DOCUMENT SECTION.
____

Perhaps his seemingly effortless control has made him think twice about the limitations and deceptions of fiction. In "Atonement," his latest work, McEwan pushes against his own dark brilliance and makes good on his stated desire to "make history one of the moving elements in a novel."
"Atonement" begins in the summer of 1935 at the country home of the Tallis family.
Youngest daughter, 13-year-old precocious Briony, has written a romantic play, "The Trials of Arabella," to celebrate her older brother Leon's homecoming. Briony has roped her three visiting cousins into her production but rehearsals are floundering.
Meanwhile, Cecilia, her older sister, is experiencing emotional disruptions of her own. Recently graduated from Cambridge, Cecilia has returned to the bosom of her family, but no one seems particularly interested. Bored and increasingly restless, Cecilia is realizing her visit is a kind of comfortable stalling tactic. She is not quite ready to enter the future, and she feels awkward with her past, namely her relationship with Robbie Turner, her longtime childhood friend, who through the financial largess of her father has also taken a Cambridge degree, his with honors.
As the day unwinds, Robbie and Cecilia will meet several times and do reckless and surprising things, and Briony will mistake their awakenings of sexual desire for something more sinister.
Later that evening, her false accusations against Robbie will tear two lives apart.

____

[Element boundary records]
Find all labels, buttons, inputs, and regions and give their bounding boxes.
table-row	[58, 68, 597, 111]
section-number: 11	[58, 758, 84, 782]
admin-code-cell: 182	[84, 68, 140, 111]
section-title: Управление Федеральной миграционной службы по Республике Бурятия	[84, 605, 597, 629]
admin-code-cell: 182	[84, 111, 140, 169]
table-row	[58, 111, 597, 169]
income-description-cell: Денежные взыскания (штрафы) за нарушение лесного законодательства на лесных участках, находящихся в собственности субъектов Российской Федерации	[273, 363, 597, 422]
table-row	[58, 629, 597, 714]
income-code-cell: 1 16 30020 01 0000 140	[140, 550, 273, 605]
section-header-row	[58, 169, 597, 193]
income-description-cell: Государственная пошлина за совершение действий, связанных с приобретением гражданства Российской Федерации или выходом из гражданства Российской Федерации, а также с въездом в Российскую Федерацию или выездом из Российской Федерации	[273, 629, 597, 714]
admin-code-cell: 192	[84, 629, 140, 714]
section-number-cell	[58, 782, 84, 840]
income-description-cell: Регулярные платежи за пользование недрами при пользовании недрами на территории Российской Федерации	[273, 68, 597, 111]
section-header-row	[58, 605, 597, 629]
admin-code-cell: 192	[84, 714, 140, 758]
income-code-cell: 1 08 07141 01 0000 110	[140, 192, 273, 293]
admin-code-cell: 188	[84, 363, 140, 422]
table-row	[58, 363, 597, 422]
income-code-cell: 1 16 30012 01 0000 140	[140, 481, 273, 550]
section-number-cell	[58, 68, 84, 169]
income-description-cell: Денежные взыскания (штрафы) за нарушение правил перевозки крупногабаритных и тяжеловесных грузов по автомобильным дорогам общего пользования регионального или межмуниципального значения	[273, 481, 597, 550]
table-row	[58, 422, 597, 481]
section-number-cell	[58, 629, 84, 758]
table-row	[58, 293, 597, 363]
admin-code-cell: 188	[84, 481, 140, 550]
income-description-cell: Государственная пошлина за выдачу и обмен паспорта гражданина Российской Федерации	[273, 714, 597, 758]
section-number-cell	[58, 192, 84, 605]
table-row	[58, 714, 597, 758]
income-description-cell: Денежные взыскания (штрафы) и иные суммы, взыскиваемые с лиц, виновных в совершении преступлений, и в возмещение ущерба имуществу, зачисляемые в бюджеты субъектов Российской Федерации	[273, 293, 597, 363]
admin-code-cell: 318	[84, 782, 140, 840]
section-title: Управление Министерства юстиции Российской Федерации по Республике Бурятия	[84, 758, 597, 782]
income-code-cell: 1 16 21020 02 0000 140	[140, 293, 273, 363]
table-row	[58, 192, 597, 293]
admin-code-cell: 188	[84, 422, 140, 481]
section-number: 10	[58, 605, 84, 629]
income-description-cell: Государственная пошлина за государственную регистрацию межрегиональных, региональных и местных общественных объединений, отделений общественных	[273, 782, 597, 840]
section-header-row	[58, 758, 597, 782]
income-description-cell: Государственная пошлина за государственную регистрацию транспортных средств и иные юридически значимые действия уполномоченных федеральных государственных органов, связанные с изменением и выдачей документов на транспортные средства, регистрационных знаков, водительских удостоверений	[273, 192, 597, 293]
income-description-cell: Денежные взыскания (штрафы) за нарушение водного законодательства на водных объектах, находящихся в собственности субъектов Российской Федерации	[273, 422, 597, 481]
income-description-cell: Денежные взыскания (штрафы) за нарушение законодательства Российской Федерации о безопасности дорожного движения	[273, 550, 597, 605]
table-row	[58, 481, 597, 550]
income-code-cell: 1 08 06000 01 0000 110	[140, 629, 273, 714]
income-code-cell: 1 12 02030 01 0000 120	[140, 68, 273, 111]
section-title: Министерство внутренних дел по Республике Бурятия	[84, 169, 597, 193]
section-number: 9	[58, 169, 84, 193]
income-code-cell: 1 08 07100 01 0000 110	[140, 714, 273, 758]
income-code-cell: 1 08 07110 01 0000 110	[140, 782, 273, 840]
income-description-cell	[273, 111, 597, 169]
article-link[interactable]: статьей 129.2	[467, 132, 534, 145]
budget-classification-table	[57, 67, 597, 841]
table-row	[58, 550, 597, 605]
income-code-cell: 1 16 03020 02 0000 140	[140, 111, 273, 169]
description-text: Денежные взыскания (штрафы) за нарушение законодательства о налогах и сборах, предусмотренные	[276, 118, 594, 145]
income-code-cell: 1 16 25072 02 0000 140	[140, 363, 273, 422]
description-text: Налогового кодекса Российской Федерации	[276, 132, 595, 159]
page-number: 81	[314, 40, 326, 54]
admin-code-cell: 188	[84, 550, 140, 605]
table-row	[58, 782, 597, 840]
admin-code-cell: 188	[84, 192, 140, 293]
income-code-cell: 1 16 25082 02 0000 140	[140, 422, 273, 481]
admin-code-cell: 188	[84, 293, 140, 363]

____

GOAL OF THE EXERCISE.
Continue the piece on McEwan's novel "Atonement," starting right after its last sentence.

RESULT OF THE EXERCISE.
McEwan builds this part of his story slowly. The quick compact sentences he employed so well in "Enduring Love" have now lengthened into long fluid paragraphs of subtle psychological description. He is especially fine depicting how children think:
"It is hard to slash at nettles for long without a story imposing itself, and Briony was soon absorbed and grimly content, even though she appeared to the world like a girl in the grip of a terrible mood. She had found a slender hazel branch and stripped it clean. There was work to do, and she set about it. A tall nettle with a preening look, its head coyly drooping and its middle leaves turned outward like hands protesting innocence — this was Lola, and though she whimpered for mercy, the singing arc of a three-foot switch cut her down at the knees and sent her worthless torso flying."
This first section of "Atonement" is a horror story about coming of age — two naïve people discover themselves, cross class boundaries and pay the price of a child's fevered fantasies. It is also about how children view the confusing world of adults and by extension — because Briony is a born writer — how artists invent a reality to fit their needs.
Briony makes assumptions based on her desire to interpret adult behavior. Then, she is unwavering in defense of her fiction. And her upper-class family rallies around her.
As the novel shifts, McEwan takes this personal calamity and expands it into a national one — the ragged retreat of the British from Dunkirk during World War II — as seen through Robbie's eyes. Here, spiritual and physical chaos are one and the same, the German warplanes rule the sky, and civilization is reduced to random acts of barbarity and sporadic kindness.
McEwan's depiction of Robbie's long march to the sea deepens the story, moving it beyond a highly literate psychological drama into an examination of human vulnerability:
"The hole was a perfectly symmetrical inverted cone whose sides were smooth, as though finely sieved and raked. There were no human signs, not a shred of clothing or shoe leather. Mother and child had been vaporized."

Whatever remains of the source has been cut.